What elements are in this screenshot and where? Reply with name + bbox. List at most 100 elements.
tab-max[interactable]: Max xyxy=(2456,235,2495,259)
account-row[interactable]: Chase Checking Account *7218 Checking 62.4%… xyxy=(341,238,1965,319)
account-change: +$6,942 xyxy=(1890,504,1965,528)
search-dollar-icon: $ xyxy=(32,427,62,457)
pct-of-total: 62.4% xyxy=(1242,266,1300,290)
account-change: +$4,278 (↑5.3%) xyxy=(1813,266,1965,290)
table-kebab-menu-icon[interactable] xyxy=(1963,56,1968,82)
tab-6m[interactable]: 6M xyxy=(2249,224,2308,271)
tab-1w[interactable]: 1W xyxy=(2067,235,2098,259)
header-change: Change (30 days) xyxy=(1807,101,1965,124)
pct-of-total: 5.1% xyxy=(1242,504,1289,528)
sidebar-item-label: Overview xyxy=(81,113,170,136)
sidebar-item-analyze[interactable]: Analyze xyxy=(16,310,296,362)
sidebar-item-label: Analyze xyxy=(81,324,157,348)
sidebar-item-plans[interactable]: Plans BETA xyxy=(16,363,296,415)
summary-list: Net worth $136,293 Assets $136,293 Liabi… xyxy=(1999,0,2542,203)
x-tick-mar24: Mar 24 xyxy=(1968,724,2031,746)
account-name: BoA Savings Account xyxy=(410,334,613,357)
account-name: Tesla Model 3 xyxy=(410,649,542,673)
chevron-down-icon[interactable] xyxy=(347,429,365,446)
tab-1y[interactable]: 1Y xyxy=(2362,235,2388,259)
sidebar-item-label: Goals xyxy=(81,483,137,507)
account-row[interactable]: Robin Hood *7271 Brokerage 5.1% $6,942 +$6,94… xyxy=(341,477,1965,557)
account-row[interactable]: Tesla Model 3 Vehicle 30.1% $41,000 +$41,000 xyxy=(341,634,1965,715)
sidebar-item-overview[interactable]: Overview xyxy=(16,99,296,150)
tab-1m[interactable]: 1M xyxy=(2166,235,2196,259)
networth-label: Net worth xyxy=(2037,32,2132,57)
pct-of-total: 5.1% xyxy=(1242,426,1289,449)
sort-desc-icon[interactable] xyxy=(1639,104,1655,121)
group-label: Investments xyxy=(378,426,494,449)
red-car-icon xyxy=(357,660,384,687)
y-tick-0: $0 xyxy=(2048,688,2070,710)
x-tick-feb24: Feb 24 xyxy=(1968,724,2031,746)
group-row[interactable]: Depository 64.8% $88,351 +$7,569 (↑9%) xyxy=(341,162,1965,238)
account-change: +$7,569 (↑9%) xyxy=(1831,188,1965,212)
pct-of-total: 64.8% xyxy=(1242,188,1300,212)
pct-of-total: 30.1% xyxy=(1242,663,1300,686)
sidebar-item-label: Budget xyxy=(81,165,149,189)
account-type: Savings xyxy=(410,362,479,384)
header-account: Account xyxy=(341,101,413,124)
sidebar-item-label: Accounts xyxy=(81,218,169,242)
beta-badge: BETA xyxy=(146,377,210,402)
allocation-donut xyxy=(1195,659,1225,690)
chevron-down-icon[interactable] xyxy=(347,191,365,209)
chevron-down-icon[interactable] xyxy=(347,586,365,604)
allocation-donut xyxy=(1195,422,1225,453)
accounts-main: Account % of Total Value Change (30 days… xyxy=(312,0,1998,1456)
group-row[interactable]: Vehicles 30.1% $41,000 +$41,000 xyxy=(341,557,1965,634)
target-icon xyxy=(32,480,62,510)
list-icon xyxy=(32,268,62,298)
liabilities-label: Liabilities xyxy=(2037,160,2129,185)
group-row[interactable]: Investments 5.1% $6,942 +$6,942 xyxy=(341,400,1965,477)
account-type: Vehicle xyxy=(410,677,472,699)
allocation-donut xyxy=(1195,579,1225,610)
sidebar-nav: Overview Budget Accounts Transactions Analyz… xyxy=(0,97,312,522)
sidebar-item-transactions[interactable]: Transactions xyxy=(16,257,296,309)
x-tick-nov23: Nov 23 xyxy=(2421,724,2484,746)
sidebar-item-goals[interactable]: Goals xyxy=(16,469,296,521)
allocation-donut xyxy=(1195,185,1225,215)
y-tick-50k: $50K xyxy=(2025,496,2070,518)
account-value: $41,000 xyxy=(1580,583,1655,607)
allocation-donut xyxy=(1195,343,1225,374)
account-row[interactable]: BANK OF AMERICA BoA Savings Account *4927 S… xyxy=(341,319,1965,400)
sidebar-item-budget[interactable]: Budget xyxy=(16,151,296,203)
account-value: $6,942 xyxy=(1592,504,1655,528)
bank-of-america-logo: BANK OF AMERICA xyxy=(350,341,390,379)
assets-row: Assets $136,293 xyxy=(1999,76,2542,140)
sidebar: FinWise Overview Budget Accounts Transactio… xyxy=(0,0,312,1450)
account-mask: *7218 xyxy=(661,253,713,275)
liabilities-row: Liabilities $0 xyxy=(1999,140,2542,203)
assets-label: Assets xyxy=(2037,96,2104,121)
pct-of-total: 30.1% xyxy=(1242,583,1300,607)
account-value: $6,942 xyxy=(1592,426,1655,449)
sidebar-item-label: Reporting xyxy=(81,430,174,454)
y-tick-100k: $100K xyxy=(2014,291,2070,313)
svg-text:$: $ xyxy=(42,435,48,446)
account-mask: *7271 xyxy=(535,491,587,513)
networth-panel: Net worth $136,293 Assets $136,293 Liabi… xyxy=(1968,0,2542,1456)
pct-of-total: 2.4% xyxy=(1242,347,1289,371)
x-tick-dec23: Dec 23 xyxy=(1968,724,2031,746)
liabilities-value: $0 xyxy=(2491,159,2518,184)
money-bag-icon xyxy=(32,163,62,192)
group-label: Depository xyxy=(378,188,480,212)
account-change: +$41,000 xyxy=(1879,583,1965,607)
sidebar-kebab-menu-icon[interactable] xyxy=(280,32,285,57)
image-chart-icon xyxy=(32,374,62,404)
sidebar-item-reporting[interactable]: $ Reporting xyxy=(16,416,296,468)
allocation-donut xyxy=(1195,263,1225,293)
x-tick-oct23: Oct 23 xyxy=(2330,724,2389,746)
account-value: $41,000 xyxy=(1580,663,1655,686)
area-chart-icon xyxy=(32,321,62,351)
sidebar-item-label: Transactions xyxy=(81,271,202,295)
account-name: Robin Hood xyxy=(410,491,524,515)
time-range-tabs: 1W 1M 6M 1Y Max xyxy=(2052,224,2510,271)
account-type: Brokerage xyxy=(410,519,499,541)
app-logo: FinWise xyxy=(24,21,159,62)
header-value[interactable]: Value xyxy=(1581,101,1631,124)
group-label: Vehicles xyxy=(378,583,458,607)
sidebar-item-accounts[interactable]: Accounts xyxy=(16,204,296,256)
····················
### [GIVEN TASK]
Return every line of the records above in which the string "Vehicles" appears.

### [COMPLETED TASK]
group-row[interactable]: Vehicles 30.1% $41,000 +$41,000 xyxy=(341,557,1965,634)
group-label: Vehicles xyxy=(378,583,458,607)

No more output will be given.